**Exercise:**
What is needed here is an exact copy of every entry.

**Source data:**

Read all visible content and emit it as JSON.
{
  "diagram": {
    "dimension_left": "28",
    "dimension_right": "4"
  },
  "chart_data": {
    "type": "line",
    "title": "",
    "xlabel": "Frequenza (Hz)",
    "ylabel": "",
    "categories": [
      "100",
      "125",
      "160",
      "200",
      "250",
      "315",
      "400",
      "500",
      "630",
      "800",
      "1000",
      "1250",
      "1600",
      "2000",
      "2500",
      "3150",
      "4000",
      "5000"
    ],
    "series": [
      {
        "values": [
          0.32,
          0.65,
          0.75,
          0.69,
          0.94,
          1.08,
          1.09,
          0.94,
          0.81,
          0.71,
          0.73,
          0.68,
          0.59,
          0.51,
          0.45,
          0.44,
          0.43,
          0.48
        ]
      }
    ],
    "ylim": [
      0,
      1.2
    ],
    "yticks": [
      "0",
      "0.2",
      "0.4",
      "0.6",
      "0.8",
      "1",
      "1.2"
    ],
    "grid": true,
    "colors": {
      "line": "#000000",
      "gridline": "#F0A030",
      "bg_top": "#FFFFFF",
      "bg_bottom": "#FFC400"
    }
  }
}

**Finished answer:**
Read all visible content and emit it as JSON.
{
  "diagram": {
    "dimension_left": "28",
    "dimension_right": "4"
  },
  "chart_data": {
    "type": "line",
    "title": "",
    "xlabel": "Frequenza (Hz)",
    "ylabel": "",
    "categories": [
      "100",
      "125",
      "160",
      "200",
      "250",
      "315",
      "400",
      "500",
      "630",
      "800",
      "1000",
      "1250",
      "1600",
      "2000",
      "2500",
      "3150",
      "4000",
      "5000"
    ],
    "series": [
      {
        "values": [
          0.32,
          0.65,
          0.75,
          0.69,
          0.94,
          1.08,
          1.09,
          0.94,
          0.81,
          0.71,
          0.73,
          0.68,
          0.59,
          0.51,
          0.45,
          0.44,
          0.43,
          0.48
        ]
      }
    ],
    "ylim": [
      0,
      1.2
    ],
    "yticks": [
      "0",
      "0.2",
      "0.4",
      "0.6",
      "0.8",
      "1",
      "1.2"
    ],
    "grid": true,
    "colors": {
      "line": "#000000",
      "gridline": "#F0A030",
      "bg_top": "#FFFFFF",
      "bg_bottom": "#FFC400"
    }
  }
}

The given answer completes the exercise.